▸ OBJECTIVE
Return the records that follow, matching each one exactly.

-- start EXERCISE MATERIAL --

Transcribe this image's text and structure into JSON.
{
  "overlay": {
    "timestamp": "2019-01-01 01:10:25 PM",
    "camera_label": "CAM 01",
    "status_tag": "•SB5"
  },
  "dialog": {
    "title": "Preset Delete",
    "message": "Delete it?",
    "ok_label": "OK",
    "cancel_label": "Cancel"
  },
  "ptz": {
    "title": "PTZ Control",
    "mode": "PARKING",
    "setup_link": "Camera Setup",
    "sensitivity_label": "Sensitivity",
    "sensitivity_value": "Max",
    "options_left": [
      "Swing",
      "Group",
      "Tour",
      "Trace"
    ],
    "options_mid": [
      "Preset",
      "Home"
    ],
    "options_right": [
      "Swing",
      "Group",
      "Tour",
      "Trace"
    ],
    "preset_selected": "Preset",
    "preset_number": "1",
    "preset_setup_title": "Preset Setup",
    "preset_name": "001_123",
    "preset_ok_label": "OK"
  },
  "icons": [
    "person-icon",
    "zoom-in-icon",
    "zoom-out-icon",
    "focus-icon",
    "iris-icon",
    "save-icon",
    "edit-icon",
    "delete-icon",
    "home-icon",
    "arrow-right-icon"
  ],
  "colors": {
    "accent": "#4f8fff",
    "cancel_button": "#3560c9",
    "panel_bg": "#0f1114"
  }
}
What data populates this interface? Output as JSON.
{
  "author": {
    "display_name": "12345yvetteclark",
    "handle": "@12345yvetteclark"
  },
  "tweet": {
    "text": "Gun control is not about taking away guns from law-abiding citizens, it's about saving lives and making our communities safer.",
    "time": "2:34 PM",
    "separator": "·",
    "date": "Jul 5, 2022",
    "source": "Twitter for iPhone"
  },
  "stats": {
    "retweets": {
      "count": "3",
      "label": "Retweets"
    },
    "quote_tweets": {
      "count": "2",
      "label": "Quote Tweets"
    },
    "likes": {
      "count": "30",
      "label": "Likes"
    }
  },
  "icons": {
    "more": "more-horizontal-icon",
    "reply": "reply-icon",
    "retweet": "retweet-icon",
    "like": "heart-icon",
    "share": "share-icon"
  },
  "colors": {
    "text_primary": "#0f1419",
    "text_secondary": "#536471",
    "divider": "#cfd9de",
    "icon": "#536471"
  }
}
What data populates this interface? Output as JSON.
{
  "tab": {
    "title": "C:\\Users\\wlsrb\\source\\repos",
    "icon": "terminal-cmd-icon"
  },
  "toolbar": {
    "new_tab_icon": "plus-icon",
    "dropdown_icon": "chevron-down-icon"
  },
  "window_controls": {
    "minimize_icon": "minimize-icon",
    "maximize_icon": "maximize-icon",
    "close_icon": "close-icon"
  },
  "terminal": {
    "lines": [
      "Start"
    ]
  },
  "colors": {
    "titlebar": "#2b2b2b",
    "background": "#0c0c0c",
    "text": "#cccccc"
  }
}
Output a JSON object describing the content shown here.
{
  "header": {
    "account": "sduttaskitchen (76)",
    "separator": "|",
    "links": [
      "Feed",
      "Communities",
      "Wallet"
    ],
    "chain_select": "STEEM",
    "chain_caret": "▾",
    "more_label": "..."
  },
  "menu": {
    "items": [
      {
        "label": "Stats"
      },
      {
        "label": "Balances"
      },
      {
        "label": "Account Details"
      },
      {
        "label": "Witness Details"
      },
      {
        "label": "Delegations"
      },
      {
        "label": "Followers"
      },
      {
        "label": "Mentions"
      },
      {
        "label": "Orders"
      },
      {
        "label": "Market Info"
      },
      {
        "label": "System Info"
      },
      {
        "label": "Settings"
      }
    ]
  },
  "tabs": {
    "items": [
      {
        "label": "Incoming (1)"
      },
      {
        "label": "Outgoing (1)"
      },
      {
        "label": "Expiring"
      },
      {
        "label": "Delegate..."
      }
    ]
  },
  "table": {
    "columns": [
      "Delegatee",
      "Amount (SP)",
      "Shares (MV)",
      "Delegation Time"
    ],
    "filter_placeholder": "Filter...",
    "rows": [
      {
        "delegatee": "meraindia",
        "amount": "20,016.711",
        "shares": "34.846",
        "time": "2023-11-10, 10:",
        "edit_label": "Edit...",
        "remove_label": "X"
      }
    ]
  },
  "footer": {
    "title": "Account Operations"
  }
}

-- end EXERCISE MATERIAL --

▸ RESPONSE TO THIS EXERCISE
Transcribe this image's text and structure into JSON.
{
  "overlay": {
    "timestamp": "2019-01-01 01:10:25 PM",
    "camera_label": "CAM 01",
    "status_tag": "•SB5"
  },
  "dialog": {
    "title": "Preset Delete",
    "message": "Delete it?",
    "ok_label": "OK",
    "cancel_label": "Cancel"
  },
  "ptz": {
    "title": "PTZ Control",
    "mode": "PARKING",
    "setup_link": "Camera Setup",
    "sensitivity_label": "Sensitivity",
    "sensitivity_value": "Max",
    "options_left": [
      "Swing",
      "Group",
      "Tour",
      "Trace"
    ],
    "options_mid": [
      "Preset",
      "Home"
    ],
    "options_right": [
      "Swing",
      "Group",
      "Tour",
      "Trace"
    ],
    "preset_selected": "Preset",
    "preset_number": "1",
    "preset_setup_title": "Preset Setup",
    "preset_name": "001_123",
    "preset_ok_label": "OK"
  },
  "icons": [
    "person-icon",
    "zoom-in-icon",
    "zoom-out-icon",
    "focus-icon",
    "iris-icon",
    "save-icon",
    "edit-icon",
    "delete-icon",
    "home-icon",
    "arrow-right-icon"
  ],
  "colors": {
    "accent": "#4f8fff",
    "cancel_button": "#3560c9",
    "panel_bg": "#0f1114"
  }
}
What data populates this interface? Output as JSON.
{
  "author": {
    "display_name": "12345yvetteclark",
    "handle": "@12345yvetteclark"
  },
  "tweet": {
    "text": "Gun control is not about taking away guns from law-abiding citizens, it's about saving lives and making our communities safer.",
    "time": "2:34 PM",
    "separator": "·",
    "date": "Jul 5, 2022",
    "source": "Twitter for iPhone"
  },
  "stats": {
    "retweets": {
      "count": "3",
      "label": "Retweets"
    },
    "quote_tweets": {
      "count": "2",
      "label": "Quote Tweets"
    },
    "likes": {
      "count": "30",
      "label": "Likes"
    }
  },
  "icons": {
    "more": "more-horizontal-icon",
    "reply": "reply-icon",
    "retweet": "retweet-icon",
    "like": "heart-icon",
    "share": "share-icon"
  },
  "colors": {
    "text_primary": "#0f1419",
    "text_secondary": "#536471",
    "divider": "#cfd9de",
    "icon": "#536471"
  }
}
What data populates this interface? Output as JSON.
{
  "tab": {
    "title": "C:\\Users\\wlsrb\\source\\repos",
    "icon": "terminal-cmd-icon"
  },
  "toolbar": {
    "new_tab_icon": "plus-icon",
    "dropdown_icon": "chevron-down-icon"
  },
  "window_controls": {
    "minimize_icon": "minimize-icon",
    "maximize_icon": "maximize-icon",
    "close_icon": "close-icon"
  },
  "terminal": {
    "lines": [
      "Start"
    ]
  },
  "colors": {
    "titlebar": "#2b2b2b",
    "background": "#0c0c0c",
    "text": "#cccccc"
  }
}
Output a JSON object describing the content shown here.
{
  "header": {
    "account": "sduttaskitchen (76)",
    "separator": "|",
    "links": [
      "Feed",
      "Communities",
      "Wallet"
    ],
    "chain_select": "STEEM",
    "chain_caret": "▾",
    "more_label": "..."
  },
  "menu": {
    "items": [
      {
        "label": "Stats"
      },
      {
        "label": "Balances"
      },
      {
        "label": "Account Details"
      },
      {
        "label": "Witness Details"
      },
      {
        "label": "Delegations"
      },
      {
        "label": "Followers"
      },
      {
        "label": "Mentions"
      },
      {
        "label": "Orders"
      },
      {
        "label": "Market Info"
      },
      {
        "label": "System Info"
      },
      {
        "label": "Settings"
      }
    ]
  },
  "tabs": {
    "items": [
      {
        "label": "Incoming (1)"
      },
      {
        "label": "Outgoing (1)"
      },
      {
        "label": "Expiring"
      },
      {
        "label": "Delegate..."
      }
    ]
  },
  "table": {
    "columns": [
      "Delegatee",
      "Amount (SP)",
      "Shares (MV)",
      "Delegation Time"
    ],
    "filter_placeholder": "Filter...",
    "rows": [
      {
        "delegatee": "meraindia",
        "amount": "20,016.711",
        "shares": "34.846",
        "time": "2023-11-10, 10:",
        "edit_label": "Edit...",
        "remove_label": "X"
      }
    ]
  },
  "footer": {
    "title": "Account Operations"
  }
}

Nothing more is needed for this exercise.